WORK TO COMPLETE:
Search the material for the string "Close", then return every line where it is found.

Data items:

----------------------------------------

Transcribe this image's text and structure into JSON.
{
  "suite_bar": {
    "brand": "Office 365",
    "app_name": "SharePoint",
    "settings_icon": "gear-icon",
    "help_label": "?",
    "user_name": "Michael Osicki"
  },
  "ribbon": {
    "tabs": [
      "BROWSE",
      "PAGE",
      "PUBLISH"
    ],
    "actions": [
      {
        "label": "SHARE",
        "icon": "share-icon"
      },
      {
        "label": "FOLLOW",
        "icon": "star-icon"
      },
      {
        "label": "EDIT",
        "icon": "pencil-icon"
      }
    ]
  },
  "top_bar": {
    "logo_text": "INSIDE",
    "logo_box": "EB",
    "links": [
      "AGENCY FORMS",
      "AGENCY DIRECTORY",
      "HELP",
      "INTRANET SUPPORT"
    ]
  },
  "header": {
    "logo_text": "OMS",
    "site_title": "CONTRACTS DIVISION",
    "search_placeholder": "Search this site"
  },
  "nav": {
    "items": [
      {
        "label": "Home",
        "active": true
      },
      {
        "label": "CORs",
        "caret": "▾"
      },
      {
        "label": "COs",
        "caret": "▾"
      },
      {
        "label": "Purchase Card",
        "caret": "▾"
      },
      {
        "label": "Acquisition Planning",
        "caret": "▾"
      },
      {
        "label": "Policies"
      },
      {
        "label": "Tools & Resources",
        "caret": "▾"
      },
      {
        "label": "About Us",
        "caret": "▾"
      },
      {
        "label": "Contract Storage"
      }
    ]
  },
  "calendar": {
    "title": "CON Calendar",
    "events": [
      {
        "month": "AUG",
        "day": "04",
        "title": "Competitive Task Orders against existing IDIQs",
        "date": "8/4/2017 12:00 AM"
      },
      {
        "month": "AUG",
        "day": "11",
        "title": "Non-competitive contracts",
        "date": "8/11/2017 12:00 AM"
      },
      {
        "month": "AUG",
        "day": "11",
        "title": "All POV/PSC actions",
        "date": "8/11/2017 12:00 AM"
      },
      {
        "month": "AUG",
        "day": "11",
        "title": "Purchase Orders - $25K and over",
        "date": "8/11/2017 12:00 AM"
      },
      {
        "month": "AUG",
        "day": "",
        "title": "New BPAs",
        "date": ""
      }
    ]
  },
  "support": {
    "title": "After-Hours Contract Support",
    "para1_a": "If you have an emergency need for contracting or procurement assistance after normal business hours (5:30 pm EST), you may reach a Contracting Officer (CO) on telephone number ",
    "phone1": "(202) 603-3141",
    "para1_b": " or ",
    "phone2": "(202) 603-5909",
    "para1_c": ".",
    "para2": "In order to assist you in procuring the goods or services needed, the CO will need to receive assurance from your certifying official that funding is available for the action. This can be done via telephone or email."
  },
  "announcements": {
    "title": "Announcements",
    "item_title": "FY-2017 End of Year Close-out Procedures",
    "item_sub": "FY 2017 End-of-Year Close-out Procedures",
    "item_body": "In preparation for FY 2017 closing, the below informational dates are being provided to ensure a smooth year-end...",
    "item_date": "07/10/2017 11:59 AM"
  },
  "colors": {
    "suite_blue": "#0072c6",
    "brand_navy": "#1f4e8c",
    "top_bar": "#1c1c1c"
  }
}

----------------------------------------

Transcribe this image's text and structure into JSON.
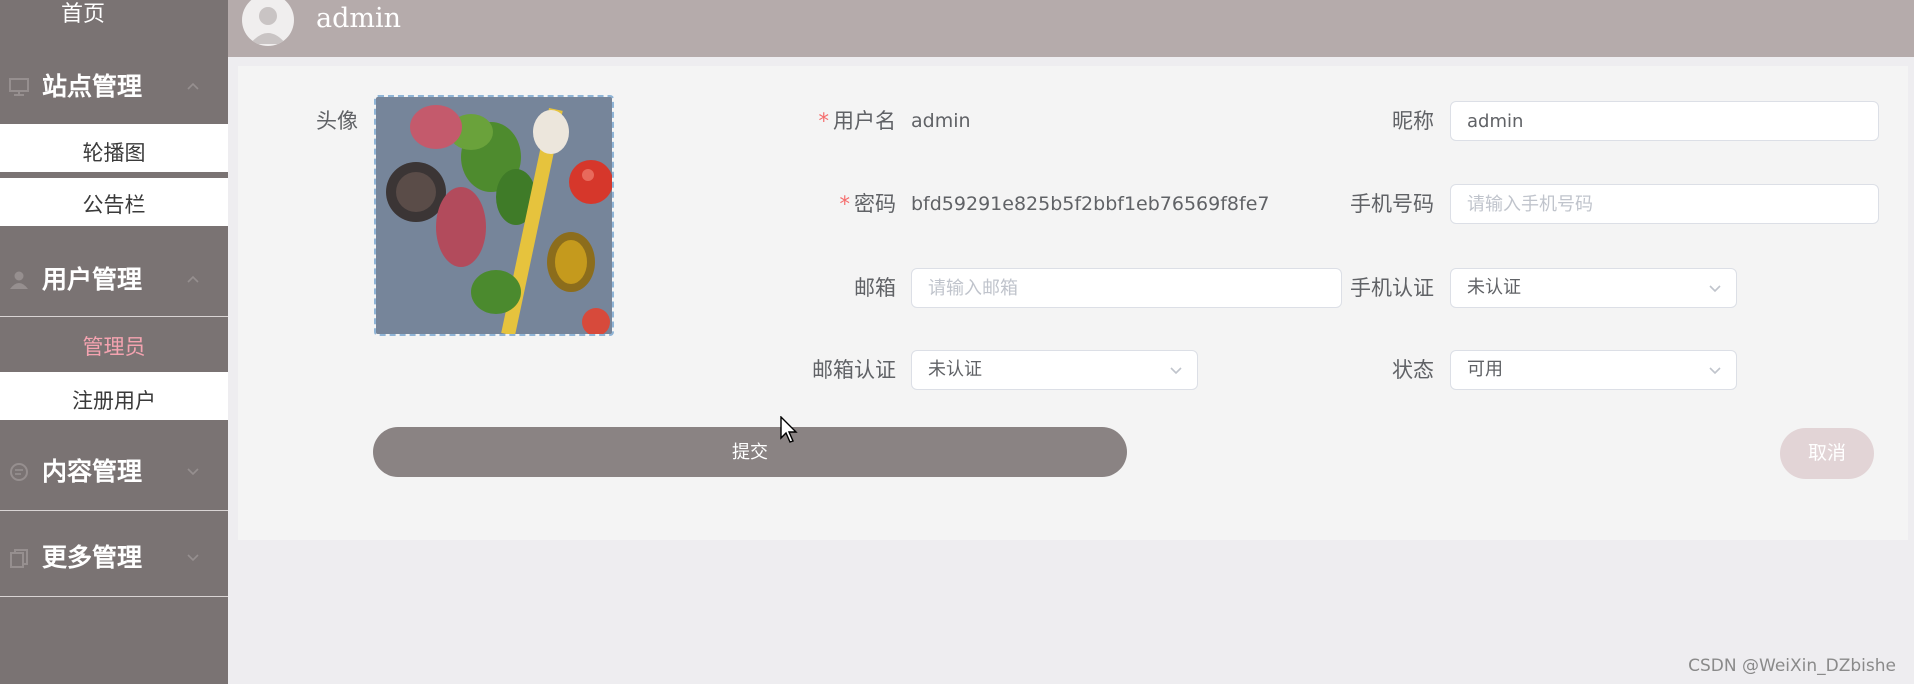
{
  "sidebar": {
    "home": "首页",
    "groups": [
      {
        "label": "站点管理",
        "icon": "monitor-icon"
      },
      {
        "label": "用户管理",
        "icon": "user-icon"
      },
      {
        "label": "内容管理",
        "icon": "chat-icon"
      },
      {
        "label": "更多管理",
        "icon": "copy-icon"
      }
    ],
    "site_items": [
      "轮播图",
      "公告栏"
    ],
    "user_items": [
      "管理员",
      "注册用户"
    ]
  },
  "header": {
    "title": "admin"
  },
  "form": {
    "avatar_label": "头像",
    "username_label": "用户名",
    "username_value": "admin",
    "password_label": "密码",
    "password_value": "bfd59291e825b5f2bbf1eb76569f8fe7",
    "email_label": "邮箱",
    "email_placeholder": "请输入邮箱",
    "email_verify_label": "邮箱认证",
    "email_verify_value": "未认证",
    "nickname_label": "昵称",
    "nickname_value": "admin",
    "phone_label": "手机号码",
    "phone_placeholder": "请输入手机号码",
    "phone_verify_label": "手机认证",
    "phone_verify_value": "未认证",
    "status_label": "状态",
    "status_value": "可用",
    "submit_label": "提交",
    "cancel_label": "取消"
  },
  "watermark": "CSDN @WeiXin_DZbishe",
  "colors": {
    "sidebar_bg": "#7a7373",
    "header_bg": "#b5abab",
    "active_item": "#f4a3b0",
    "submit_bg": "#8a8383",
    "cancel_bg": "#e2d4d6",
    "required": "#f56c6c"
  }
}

----------------------------------------

ANSWER:
    "item_title": "FY-2017 End of Year Close-out Procedures",
    "item_sub": "FY 2017 End-of-Year Close-out Procedures",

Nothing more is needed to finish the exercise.